__Short problem__
Convert the records below into a numbered list, one line per item, with blank lines left out.

[Stored entries]
-------

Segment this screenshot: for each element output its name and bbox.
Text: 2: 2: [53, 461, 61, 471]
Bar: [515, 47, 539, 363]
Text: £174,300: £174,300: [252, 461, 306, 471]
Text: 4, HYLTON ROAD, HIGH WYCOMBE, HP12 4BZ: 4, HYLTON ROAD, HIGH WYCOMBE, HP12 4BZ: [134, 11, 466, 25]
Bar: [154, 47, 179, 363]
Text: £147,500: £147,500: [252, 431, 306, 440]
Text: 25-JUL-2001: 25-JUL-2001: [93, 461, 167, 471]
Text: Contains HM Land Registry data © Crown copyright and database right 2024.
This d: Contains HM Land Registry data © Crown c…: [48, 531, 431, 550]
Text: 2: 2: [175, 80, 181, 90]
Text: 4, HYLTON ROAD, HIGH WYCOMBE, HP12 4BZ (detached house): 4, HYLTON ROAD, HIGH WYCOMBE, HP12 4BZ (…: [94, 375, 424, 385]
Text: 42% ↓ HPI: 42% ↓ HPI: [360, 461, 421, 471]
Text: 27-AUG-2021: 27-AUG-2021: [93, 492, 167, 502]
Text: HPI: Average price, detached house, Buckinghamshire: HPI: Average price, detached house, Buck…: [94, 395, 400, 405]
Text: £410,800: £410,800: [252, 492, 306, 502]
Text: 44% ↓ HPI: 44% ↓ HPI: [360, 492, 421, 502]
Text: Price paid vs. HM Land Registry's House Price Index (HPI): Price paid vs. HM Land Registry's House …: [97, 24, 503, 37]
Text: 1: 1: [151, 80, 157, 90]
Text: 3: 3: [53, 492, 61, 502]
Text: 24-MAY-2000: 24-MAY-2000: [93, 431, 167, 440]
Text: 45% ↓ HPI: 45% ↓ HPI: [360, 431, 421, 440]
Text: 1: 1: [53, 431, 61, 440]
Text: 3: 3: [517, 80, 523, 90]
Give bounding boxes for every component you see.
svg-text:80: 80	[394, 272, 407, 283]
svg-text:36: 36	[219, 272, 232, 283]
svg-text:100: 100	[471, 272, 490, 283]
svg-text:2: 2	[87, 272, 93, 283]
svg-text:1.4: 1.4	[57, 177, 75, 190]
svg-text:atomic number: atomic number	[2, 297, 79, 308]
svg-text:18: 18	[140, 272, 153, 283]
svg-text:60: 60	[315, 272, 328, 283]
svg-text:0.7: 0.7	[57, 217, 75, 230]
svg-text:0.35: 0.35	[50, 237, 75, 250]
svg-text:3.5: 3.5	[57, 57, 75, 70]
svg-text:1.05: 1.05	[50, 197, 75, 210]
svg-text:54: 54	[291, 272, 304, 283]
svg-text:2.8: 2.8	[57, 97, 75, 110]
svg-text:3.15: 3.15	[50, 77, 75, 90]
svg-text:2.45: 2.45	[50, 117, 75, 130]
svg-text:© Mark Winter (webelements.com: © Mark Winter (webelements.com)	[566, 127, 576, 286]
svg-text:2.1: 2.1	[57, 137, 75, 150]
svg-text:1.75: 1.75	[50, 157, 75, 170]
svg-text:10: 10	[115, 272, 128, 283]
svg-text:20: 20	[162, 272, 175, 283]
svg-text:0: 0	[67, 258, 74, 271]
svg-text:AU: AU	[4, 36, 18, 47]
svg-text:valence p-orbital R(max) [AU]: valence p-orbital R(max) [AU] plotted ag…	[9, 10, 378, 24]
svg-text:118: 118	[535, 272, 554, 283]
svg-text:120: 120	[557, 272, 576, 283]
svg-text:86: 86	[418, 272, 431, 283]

-------

__Written response__
1. Segment this screenshot: for each element output its name and bbox.
2. Text: 2: 2: [53, 461, 61, 471]
3. Bar: [515, 47, 539, 363]
4. Text: £174,300: £174,300: [252, 461, 306, 471]
5. Text: 4, HYLTON ROAD, HIGH WYCOMBE, HP12 4BZ: 4, HYLTON ROAD, HIGH WYCOMBE, HP12 4BZ: [134, 11, 466, 25]
6. Bar: [154, 47, 179, 363]
7. Text: £147,500: £147,500: [252, 431, 306, 440]
8. Text: 25-JUL-2001: 25-JUL-2001: [93, 461, 167, 471]
9. Text: Contains HM Land Registry data © Crown copyright and database right 2024.
10. This d: Contains HM Land Registry data © Crown c…: [48, 531, 431, 550]
11. Text: 2: 2: [175, 80, 181, 90]
12. Text: 4, HYLTON ROAD, HIGH WYCOMBE, HP12 4BZ (detached house): 4, HYLTON ROAD, HIGH WYCOMBE, HP12 4BZ (…: [94, 375, 424, 385]
13. Text: 42% ↓ HPI: 42% ↓ HPI: [360, 461, 421, 471]
14. Text: 27-AUG-2021: 27-AUG-2021: [93, 492, 167, 502]
15. Text: HPI: Average price, detached house, Buckinghamshire: HPI: Average price, detached house, Buck…: [94, 395, 400, 405]
16. Text: £410,800: £410,800: [252, 492, 306, 502]
17. Text: 44% ↓ HPI: 44% ↓ HPI: [360, 492, 421, 502]
18. Text: Price paid vs. HM Land Registry's House Price Index (HPI): Price paid vs. HM Land Registry's House …: [97, 24, 503, 37]
19. Text: 1: 1: [151, 80, 157, 90]
20. Text: 3: 3: [53, 492, 61, 502]
21. Text: 24-MAY-2000: 24-MAY-2000: [93, 431, 167, 440]
22. Text: 45% ↓ HPI: 45% ↓ HPI: [360, 431, 421, 440]
23. Text: 1: 1: [53, 431, 61, 440]
24. Text: 3: 3: [517, 80, 523, 90]
25. Give bounding boxes for every component you see.
26. svg-text:80: 80	[394, 272, 407, 283]
27. svg-text:36: 36	[219, 272, 232, 283]
28. svg-text:100: 100	[471, 272, 490, 283]
29. svg-text:2: 2	[87, 272, 93, 283]
30. svg-text:1.4: 1.4	[57, 177, 75, 190]
31. svg-text:atomic number: atomic number	[2, 297, 79, 308]
32. svg-text:18: 18	[140, 272, 153, 283]
33. svg-text:60: 60	[315, 272, 328, 283]
34. svg-text:0.7: 0.7	[57, 217, 75, 230]
35. svg-text:0.35: 0.35	[50, 237, 75, 250]
36. svg-text:3.5: 3.5	[57, 57, 75, 70]
37. svg-text:1.05: 1.05	[50, 197, 75, 210]
38. svg-text:54: 54	[291, 272, 304, 283]
39. svg-text:2.8: 2.8	[57, 97, 75, 110]
40. svg-text:3.15: 3.15	[50, 77, 75, 90]
41. svg-text:2.45: 2.45	[50, 117, 75, 130]
42. svg-text:© Mark Winter (webelements.com: © Mark Winter (webelements.com)	[566, 127, 576, 286]
43. svg-text:2.1: 2.1	[57, 137, 75, 150]
44. svg-text:1.75: 1.75	[50, 157, 75, 170]
45. svg-text:10: 10	[115, 272, 128, 283]
46. svg-text:20: 20	[162, 272, 175, 283]
47. svg-text:0: 0	[67, 258, 74, 271]
48. svg-text:AU: AU	[4, 36, 18, 47]
49. svg-text:valence p-orbital R(max) [AU]: valence p-orbital R(max) [AU] plotted ag…	[9, 10, 378, 24]
50. svg-text:118: 118	[535, 272, 554, 283]
51. svg-text:120: 120	[557, 272, 576, 283]
52. svg-text:86: 86	[418, 272, 431, 283]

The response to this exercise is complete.